DATA EXTRACT
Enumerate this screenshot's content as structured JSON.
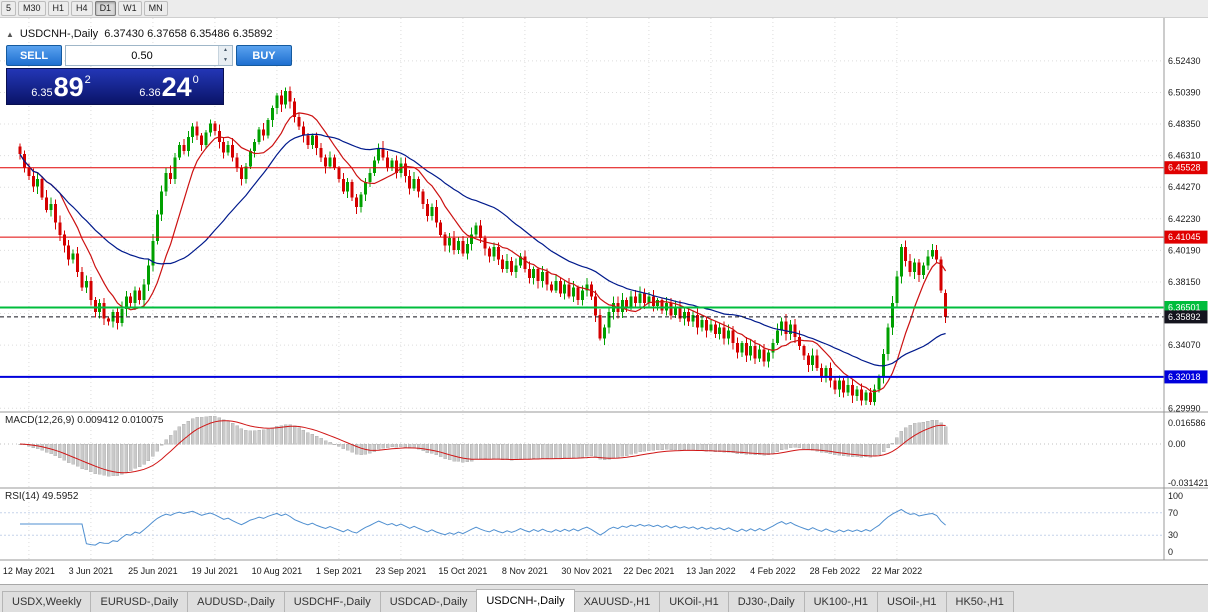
{
  "toolbar": {
    "timeframes": [
      "5",
      "M30",
      "H1",
      "H4",
      "D1",
      "W1",
      "MN"
    ],
    "active": "D1"
  },
  "chart_header": {
    "collapse_glyph": "▲",
    "text": "USDCNH-,Daily  6.37430 6.37658 6.35486 6.35892"
  },
  "trade_panel": {
    "sell_label": "SELL",
    "buy_label": "BUY",
    "volume": "0.50",
    "spin_up_glyph": "▲",
    "spin_down_glyph": "▼",
    "sell_price": {
      "small": "6.35",
      "big": "89",
      "sup": "2"
    },
    "buy_price": {
      "small": "6.36",
      "big": "24",
      "sup": "0"
    }
  },
  "chart_data": {
    "type": "candlestick",
    "symbol": "USDCNH-",
    "timeframe": "Daily",
    "ohlc_readout": {
      "open": "6.37430",
      "high": "6.37658",
      "low": "6.35486",
      "close": "6.35892"
    },
    "price_domain": [
      6.2975,
      6.552
    ],
    "price_ticks": [
      "6.52430",
      "6.50390",
      "6.48350",
      "6.46310",
      "6.44270",
      "6.42230",
      "6.40190",
      "6.38150",
      "6.36110",
      "6.34070",
      "6.32030",
      "6.29990"
    ],
    "levels": [
      {
        "label": "6.45528",
        "value": 6.45528,
        "color": "#e00000",
        "width": 1,
        "style": "solid"
      },
      {
        "label": "6.41045",
        "value": 6.41045,
        "color": "#e00000",
        "width": 1,
        "style": "solid"
      },
      {
        "label": "6.32018",
        "value": 6.32018,
        "color": "#0000dc",
        "width": 2,
        "style": "solid"
      },
      {
        "label": "6.36501",
        "value": 6.36501,
        "color": "#00bd3c",
        "width": 2,
        "style": "solid"
      },
      {
        "label": "6.35892",
        "value": 6.35892,
        "color": "#14141e",
        "width": 1,
        "style": "dashed"
      }
    ],
    "date_ticks": [
      "12 May 2021",
      "3 Jun 2021",
      "25 Jun 2021",
      "19 Jul 2021",
      "10 Aug 2021",
      "1 Sep 2021",
      "23 Sep 2021",
      "15 Oct 2021",
      "8 Nov 2021",
      "30 Nov 2021",
      "22 Dec 2021",
      "13 Jan 2022",
      "4 Feb 2022",
      "28 Feb 2022",
      "22 Mar 2022"
    ],
    "date_tick_indices": [
      2,
      16,
      30,
      44,
      58,
      72,
      86,
      100,
      114,
      128,
      142,
      156,
      170,
      184,
      198
    ],
    "up_color": "#00a000",
    "down_color": "#d40000",
    "moving_averages": [
      {
        "name": "fast",
        "period": 10,
        "color": "#cc1111"
      },
      {
        "name": "slow",
        "period": 30,
        "color": "#001a8c"
      }
    ],
    "closes": [
      6.464,
      6.455,
      6.45,
      6.443,
      6.448,
      6.436,
      6.428,
      6.432,
      6.42,
      6.412,
      6.405,
      6.396,
      6.4,
      6.388,
      6.378,
      6.382,
      6.37,
      6.362,
      6.368,
      6.358,
      6.356,
      6.362,
      6.355,
      6.364,
      6.372,
      6.368,
      6.376,
      6.37,
      6.38,
      6.392,
      6.408,
      6.425,
      6.44,
      6.452,
      6.448,
      6.462,
      6.47,
      6.466,
      6.475,
      6.482,
      6.476,
      6.47,
      6.478,
      6.484,
      6.479,
      6.472,
      6.465,
      6.47,
      6.462,
      6.455,
      6.448,
      6.456,
      6.466,
      6.472,
      6.48,
      6.476,
      6.486,
      6.494,
      6.502,
      6.496,
      6.505,
      6.498,
      6.488,
      6.482,
      6.476,
      6.47,
      6.476,
      6.468,
      6.462,
      6.456,
      6.462,
      6.455,
      6.448,
      6.44,
      6.446,
      6.436,
      6.43,
      6.438,
      6.446,
      6.452,
      6.46,
      6.468,
      6.462,
      6.455,
      6.46,
      6.452,
      6.458,
      6.45,
      6.442,
      6.448,
      6.44,
      6.432,
      6.424,
      6.43,
      6.42,
      6.412,
      6.405,
      6.41,
      6.402,
      6.408,
      6.4,
      6.406,
      6.412,
      6.418,
      6.41,
      6.403,
      6.398,
      6.404,
      6.396,
      6.39,
      6.395,
      6.388,
      6.392,
      6.398,
      6.39,
      6.384,
      6.39,
      6.382,
      6.388,
      6.38,
      6.376,
      6.382,
      6.374,
      6.38,
      6.372,
      6.378,
      6.37,
      6.376,
      6.38,
      6.372,
      6.36,
      6.345,
      6.352,
      6.362,
      6.368,
      6.362,
      6.37,
      6.365,
      6.372,
      6.368,
      6.374,
      6.368,
      6.372,
      6.366,
      6.37,
      6.363,
      6.368,
      6.36,
      6.365,
      6.358,
      6.362,
      6.356,
      6.36,
      6.352,
      6.357,
      6.35,
      6.354,
      6.348,
      6.352,
      6.345,
      6.35,
      6.342,
      6.336,
      6.342,
      6.334,
      6.34,
      6.332,
      6.338,
      6.33,
      6.336,
      6.342,
      6.35,
      6.356,
      6.348,
      6.354,
      6.346,
      6.34,
      6.334,
      6.328,
      6.334,
      6.326,
      6.32,
      6.326,
      6.318,
      6.312,
      6.318,
      6.31,
      6.315,
      6.308,
      6.312,
      6.305,
      6.31,
      6.304,
      6.312,
      6.32,
      6.335,
      6.352,
      6.368,
      6.385,
      6.404,
      6.395,
      6.388,
      6.394,
      6.386,
      6.392,
      6.398,
      6.402,
      6.396,
      6.376,
      6.359
    ],
    "macd": {
      "label_text": "MACD(12,26,9) 0.009412 0.010075",
      "params": [
        12,
        26,
        9
      ],
      "main_value": "0.009412",
      "signal_value": "0.010075",
      "domain": [
        -0.0345,
        0.0251
      ],
      "axis_ticks": [
        {
          "label": "0.016586",
          "value": 0.016586
        },
        {
          "label": "0.00",
          "value": 0
        },
        {
          "label": "-0.031421",
          "value": -0.031421
        }
      ],
      "bar_color": "#c9c9c9",
      "signal_color": "#d01616"
    },
    "rsi": {
      "label_text": "RSI(14) 49.5952",
      "period": 14,
      "value": "49.5952",
      "domain": [
        0,
        100
      ],
      "axis_ticks": [
        {
          "label": "100",
          "value": 100
        },
        {
          "label": "70",
          "value": 70
        },
        {
          "label": "30",
          "value": 30
        },
        {
          "label": "0",
          "value": 0
        }
      ],
      "levels": [
        70,
        30
      ],
      "line_color": "#4f8fd0"
    }
  },
  "tabs": {
    "items": [
      "USDX,Weekly",
      "EURUSD-,Daily",
      "AUDUSD-,Daily",
      "USDCHF-,Daily",
      "USDCAD-,Daily",
      "USDCNH-,Daily",
      "XAUUSD-,H1",
      "UKOil-,H1",
      "DJ30-,Daily",
      "UK100-,H1",
      "USOil-,H1",
      "HK50-,H1"
    ],
    "active_index": 5
  }
}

REQUIRED TASK
Every record above should be transcribed exactly; the pictures stay out of the copy.

RESPONSE TO THE TASK
Enumerate this screenshot's content as structured JSON.
{
  "toolbar": {
    "timeframes": [
      "5",
      "M30",
      "H1",
      "H4",
      "D1",
      "W1",
      "MN"
    ],
    "active": "D1"
  },
  "chart_header": {
    "collapse_glyph": "▲",
    "text": "USDCNH-,Daily  6.37430 6.37658 6.35486 6.35892"
  },
  "trade_panel": {
    "sell_label": "SELL",
    "buy_label": "BUY",
    "volume": "0.50",
    "spin_up_glyph": "▲",
    "spin_down_glyph": "▼",
    "sell_price": {
      "small": "6.35",
      "big": "89",
      "sup": "2"
    },
    "buy_price": {
      "small": "6.36",
      "big": "24",
      "sup": "0"
    }
  },
  "chart_data": {
    "type": "candlestick",
    "symbol": "USDCNH-",
    "timeframe": "Daily",
    "ohlc_readout": {
      "open": "6.37430",
      "high": "6.37658",
      "low": "6.35486",
      "close": "6.35892"
    },
    "price_domain": [
      6.2975,
      6.552
    ],
    "price_ticks": [
      "6.52430",
      "6.50390",
      "6.48350",
      "6.46310",
      "6.44270",
      "6.42230",
      "6.40190",
      "6.38150",
      "6.36110",
      "6.34070",
      "6.32030",
      "6.29990"
    ],
    "levels": [
      {
        "label": "6.45528",
        "value": 6.45528,
        "color": "#e00000",
        "width": 1,
        "style": "solid"
      },
      {
        "label": "6.41045",
        "value": 6.41045,
        "color": "#e00000",
        "width": 1,
        "style": "solid"
      },
      {
        "label": "6.32018",
        "value": 6.32018,
        "color": "#0000dc",
        "width": 2,
        "style": "solid"
      },
      {
        "label": "6.36501",
        "value": 6.36501,
        "color": "#00bd3c",
        "width": 2,
        "style": "solid"
      },
      {
        "label": "6.35892",
        "value": 6.35892,
        "color": "#14141e",
        "width": 1,
        "style": "dashed"
      }
    ],
    "date_ticks": [
      "12 May 2021",
      "3 Jun 2021",
      "25 Jun 2021",
      "19 Jul 2021",
      "10 Aug 2021",
      "1 Sep 2021",
      "23 Sep 2021",
      "15 Oct 2021",
      "8 Nov 2021",
      "30 Nov 2021",
      "22 Dec 2021",
      "13 Jan 2022",
      "4 Feb 2022",
      "28 Feb 2022",
      "22 Mar 2022"
    ],
    "date_tick_indices": [
      2,
      16,
      30,
      44,
      58,
      72,
      86,
      100,
      114,
      128,
      142,
      156,
      170,
      184,
      198
    ],
    "up_color": "#00a000",
    "down_color": "#d40000",
    "moving_averages": [
      {
        "name": "fast",
        "period": 10,
        "color": "#cc1111"
      },
      {
        "name": "slow",
        "period": 30,
        "color": "#001a8c"
      }
    ],
    "closes": [
      6.464,
      6.455,
      6.45,
      6.443,
      6.448,
      6.436,
      6.428,
      6.432,
      6.42,
      6.412,
      6.405,
      6.396,
      6.4,
      6.388,
      6.378,
      6.382,
      6.37,
      6.362,
      6.368,
      6.358,
      6.356,
      6.362,
      6.355,
      6.364,
      6.372,
      6.368,
      6.376,
      6.37,
      6.38,
      6.392,
      6.408,
      6.425,
      6.44,
      6.452,
      6.448,
      6.462,
      6.47,
      6.466,
      6.475,
      6.482,
      6.476,
      6.47,
      6.478,
      6.484,
      6.479,
      6.472,
      6.465,
      6.47,
      6.462,
      6.455,
      6.448,
      6.456,
      6.466,
      6.472,
      6.48,
      6.476,
      6.486,
      6.494,
      6.502,
      6.496,
      6.505,
      6.498,
      6.488,
      6.482,
      6.476,
      6.47,
      6.476,
      6.468,
      6.462,
      6.456,
      6.462,
      6.455,
      6.448,
      6.44,
      6.446,
      6.436,
      6.43,
      6.438,
      6.446,
      6.452,
      6.46,
      6.468,
      6.462,
      6.455,
      6.46,
      6.452,
      6.458,
      6.45,
      6.442,
      6.448,
      6.44,
      6.432,
      6.424,
      6.43,
      6.42,
      6.412,
      6.405,
      6.41,
      6.402,
      6.408,
      6.4,
      6.406,
      6.412,
      6.418,
      6.41,
      6.403,
      6.398,
      6.404,
      6.396,
      6.39,
      6.395,
      6.388,
      6.392,
      6.398,
      6.39,
      6.384,
      6.39,
      6.382,
      6.388,
      6.38,
      6.376,
      6.382,
      6.374,
      6.38,
      6.372,
      6.378,
      6.37,
      6.376,
      6.38,
      6.372,
      6.36,
      6.345,
      6.352,
      6.362,
      6.368,
      6.362,
      6.37,
      6.365,
      6.372,
      6.368,
      6.374,
      6.368,
      6.372,
      6.366,
      6.37,
      6.363,
      6.368,
      6.36,
      6.365,
      6.358,
      6.362,
      6.356,
      6.36,
      6.352,
      6.357,
      6.35,
      6.354,
      6.348,
      6.352,
      6.345,
      6.35,
      6.342,
      6.336,
      6.342,
      6.334,
      6.34,
      6.332,
      6.338,
      6.33,
      6.336,
      6.342,
      6.35,
      6.356,
      6.348,
      6.354,
      6.346,
      6.34,
      6.334,
      6.328,
      6.334,
      6.326,
      6.32,
      6.326,
      6.318,
      6.312,
      6.318,
      6.31,
      6.315,
      6.308,
      6.312,
      6.305,
      6.31,
      6.304,
      6.312,
      6.32,
      6.335,
      6.352,
      6.368,
      6.385,
      6.404,
      6.395,
      6.388,
      6.394,
      6.386,
      6.392,
      6.398,
      6.402,
      6.396,
      6.376,
      6.359
    ],
    "macd": {
      "label_text": "MACD(12,26,9) 0.009412 0.010075",
      "params": [
        12,
        26,
        9
      ],
      "main_value": "0.009412",
      "signal_value": "0.010075",
      "domain": [
        -0.0345,
        0.0251
      ],
      "axis_ticks": [
        {
          "label": "0.016586",
          "value": 0.016586
        },
        {
          "label": "0.00",
          "value": 0
        },
        {
          "label": "-0.031421",
          "value": -0.031421
        }
      ],
      "bar_color": "#c9c9c9",
      "signal_color": "#d01616"
    },
    "rsi": {
      "label_text": "RSI(14) 49.5952",
      "period": 14,
      "value": "49.5952",
      "domain": [
        0,
        100
      ],
      "axis_ticks": [
        {
          "label": "100",
          "value": 100
        },
        {
          "label": "70",
          "value": 70
        },
        {
          "label": "30",
          "value": 30
        },
        {
          "label": "0",
          "value": 0
        }
      ],
      "levels": [
        70,
        30
      ],
      "line_color": "#4f8fd0"
    }
  },
  "tabs": {
    "items": [
      "USDX,Weekly",
      "EURUSD-,Daily",
      "AUDUSD-,Daily",
      "USDCHF-,Daily",
      "USDCAD-,Daily",
      "USDCNH-,Daily",
      "XAUUSD-,H1",
      "UKOil-,H1",
      "DJ30-,Daily",
      "UK100-,H1",
      "USOil-,H1",
      "HK50-,H1"
    ],
    "active_index": 5
  }
}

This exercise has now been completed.